━━━━━ Extracto para leer

Experimentar en carne propia la fragilidad humana, en cualquier contexto adverso a nuestras expectativas, será una oportunidad para redescubrir nuestra vocación de ser hijos de Dios, y de vivir siempre con plena conciencia, la indispensable relación con el Dios compasivo y misericordioso, revelado por Jesucristo.

Quien descubre la presencia constante de Dios y experimenta la intervención del Espíritu Santo en su vida, comprenderá lo hermoso que es percibirse y relacionarse con Dios con la conciencia de estar ante El, pequeño, limitado, necesitado, como un niño al amparo de sus padres. Esta es la pobreza de espíritu necesaria para entrar y participar del Reino de los Cielos.

━━━━━━━━━━
━━━━━ Ítems proporcionados

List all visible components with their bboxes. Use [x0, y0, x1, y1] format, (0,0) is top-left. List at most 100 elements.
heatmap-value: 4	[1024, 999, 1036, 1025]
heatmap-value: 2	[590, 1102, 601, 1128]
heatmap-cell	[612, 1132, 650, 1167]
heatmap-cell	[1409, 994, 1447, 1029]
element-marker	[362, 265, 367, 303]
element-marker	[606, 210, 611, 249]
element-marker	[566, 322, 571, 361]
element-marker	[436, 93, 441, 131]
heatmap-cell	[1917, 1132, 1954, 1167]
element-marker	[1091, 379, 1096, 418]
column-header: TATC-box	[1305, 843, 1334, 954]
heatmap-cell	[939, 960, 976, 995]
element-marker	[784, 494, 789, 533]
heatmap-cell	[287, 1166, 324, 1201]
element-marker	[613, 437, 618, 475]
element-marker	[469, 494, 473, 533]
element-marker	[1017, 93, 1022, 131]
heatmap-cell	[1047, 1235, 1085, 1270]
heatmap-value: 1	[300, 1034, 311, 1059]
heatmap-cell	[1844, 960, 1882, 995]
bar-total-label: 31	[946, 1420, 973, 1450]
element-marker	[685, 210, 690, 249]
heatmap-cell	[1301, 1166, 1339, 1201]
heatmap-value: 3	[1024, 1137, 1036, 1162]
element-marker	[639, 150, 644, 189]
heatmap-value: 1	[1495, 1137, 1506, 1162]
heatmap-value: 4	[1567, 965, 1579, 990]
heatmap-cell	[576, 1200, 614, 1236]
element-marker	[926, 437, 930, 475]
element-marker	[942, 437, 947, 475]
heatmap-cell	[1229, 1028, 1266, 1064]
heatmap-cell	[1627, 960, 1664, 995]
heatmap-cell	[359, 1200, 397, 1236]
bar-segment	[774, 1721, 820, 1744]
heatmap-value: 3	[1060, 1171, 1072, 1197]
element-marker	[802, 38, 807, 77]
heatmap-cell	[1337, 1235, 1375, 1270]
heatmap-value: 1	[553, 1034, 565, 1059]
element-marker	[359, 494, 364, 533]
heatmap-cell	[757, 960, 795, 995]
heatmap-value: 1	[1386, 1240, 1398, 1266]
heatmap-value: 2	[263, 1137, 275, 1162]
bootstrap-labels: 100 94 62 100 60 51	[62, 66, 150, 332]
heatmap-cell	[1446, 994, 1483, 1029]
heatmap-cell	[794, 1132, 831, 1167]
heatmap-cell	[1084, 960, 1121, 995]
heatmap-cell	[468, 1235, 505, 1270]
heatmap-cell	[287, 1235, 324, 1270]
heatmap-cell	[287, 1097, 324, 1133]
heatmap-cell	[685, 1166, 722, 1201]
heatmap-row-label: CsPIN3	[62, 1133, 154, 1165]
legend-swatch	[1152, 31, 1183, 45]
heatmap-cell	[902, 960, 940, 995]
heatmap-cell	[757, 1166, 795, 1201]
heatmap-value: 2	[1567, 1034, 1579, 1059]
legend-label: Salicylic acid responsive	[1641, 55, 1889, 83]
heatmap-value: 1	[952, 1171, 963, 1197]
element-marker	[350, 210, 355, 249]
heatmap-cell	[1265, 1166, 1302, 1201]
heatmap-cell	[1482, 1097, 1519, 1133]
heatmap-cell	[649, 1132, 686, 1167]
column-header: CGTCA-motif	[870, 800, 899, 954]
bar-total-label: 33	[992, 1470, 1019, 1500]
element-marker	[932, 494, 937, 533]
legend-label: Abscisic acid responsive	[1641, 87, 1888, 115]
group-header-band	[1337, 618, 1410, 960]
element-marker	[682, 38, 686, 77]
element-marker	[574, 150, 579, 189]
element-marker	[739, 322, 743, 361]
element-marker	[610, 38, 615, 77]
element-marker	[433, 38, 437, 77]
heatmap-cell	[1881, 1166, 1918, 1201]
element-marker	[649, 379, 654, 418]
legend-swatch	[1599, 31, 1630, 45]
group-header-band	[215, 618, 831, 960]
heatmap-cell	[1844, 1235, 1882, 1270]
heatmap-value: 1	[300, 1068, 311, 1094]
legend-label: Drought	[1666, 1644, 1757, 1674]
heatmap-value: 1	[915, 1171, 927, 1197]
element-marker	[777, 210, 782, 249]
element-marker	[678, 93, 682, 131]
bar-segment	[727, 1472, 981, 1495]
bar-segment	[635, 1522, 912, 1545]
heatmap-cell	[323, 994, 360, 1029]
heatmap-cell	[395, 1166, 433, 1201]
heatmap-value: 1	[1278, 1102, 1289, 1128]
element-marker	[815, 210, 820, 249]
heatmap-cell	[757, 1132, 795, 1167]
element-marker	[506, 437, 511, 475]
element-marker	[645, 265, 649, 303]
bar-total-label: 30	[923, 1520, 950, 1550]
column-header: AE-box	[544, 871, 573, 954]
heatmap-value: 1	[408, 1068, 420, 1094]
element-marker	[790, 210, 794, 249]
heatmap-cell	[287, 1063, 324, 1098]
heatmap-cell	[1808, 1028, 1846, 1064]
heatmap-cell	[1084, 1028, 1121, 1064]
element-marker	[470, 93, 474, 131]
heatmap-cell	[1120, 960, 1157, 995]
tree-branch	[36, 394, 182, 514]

━━━━━━━━━━

Tareas del ejercicio
a – Responde estas preguntas según el texto sobre la fragilidad humana:
(i) ¿Quién reveló al Dios compasivo y misericordioso?
(ii) ¿Con qué imagen se describe la manera de estar ante Dios?
(iii) ¿Para qué es necesaria la pobreza de espíritu?
b – Extrae del texto sobre la fragilidad humana el pasaje que comienza con "Experimentar en carne" y sigue hasta "de los Cielos.".
c – Escribe lo que vendría a continuación en el texto sobre la fragilidad humana, empezando después de su última oración.
Los ítems no tienen relación con el texto sobre la fragilidad humana.

Respuestas por tarea
a –
(i) Jesucristo.
(ii) Con la de un niño al amparo de sus padres.
(iii) Para entrar y participar del Reino de los Cielos.

b –
Experimentar en carne propia la fragilidad humana, en cualquier contexto adverso a nuestras expectativas, será una oportunidad para redescubrir nuestra vocación de ser hijos de Dios, y de vivir siempre con plena conciencia, la indispensable relación con el Dios compasivo y misericordioso, revelado por Jesucristo.

Quien descubre la presencia constante de Dios y experimenta la intervención del Espíritu Santo en su vida, comprenderá lo hermoso que es percibirse y relacionarse con Dios con la conciencia de estar ante El, pequeño, limitado, necesitado, como un niño al amparo de sus padres. Esta es la pobreza de espíritu necesaria para entrar y participar del Reino de los Cielos.

c –
Jesús recuerda que las cargas de responsabilidad, el agobio y la fatiga, el cansancio y la tensión constante, son una señal y una oportunidad para buscarlo como Maestro de la Vida: “Vengan a mí, todos los que están fatigados y agobiados por la carga, y yo los aliviaré. Tomen mi yugo sobre ustedes y aprendan de mí, que soy manso y humilde de corazón, y encontrarán descanso, porque mi yugo es suave y mi carga ligera”. Aquí Jesús comparte dos cualidades de su ser, que nos ayudarán a entrar y disfrutar del Reino de Dios, ya desde esta vida terrena: La mansedumbre y la humildad de corazón.

La mansedumbre es la cualidad de proceder de manera pacífica y tranquila. Es una cualidad que brinda afabilidad y buen trato. Por tanto, facilita la relación humana grata y benévola, que propicia confianza para un diálogo sincero y franco, sin reservas ni secretos. Transmite paz y hace reposar al espíritu atribulado o angustiado ante cualquier situación de incertidumbre o de desafío estresante.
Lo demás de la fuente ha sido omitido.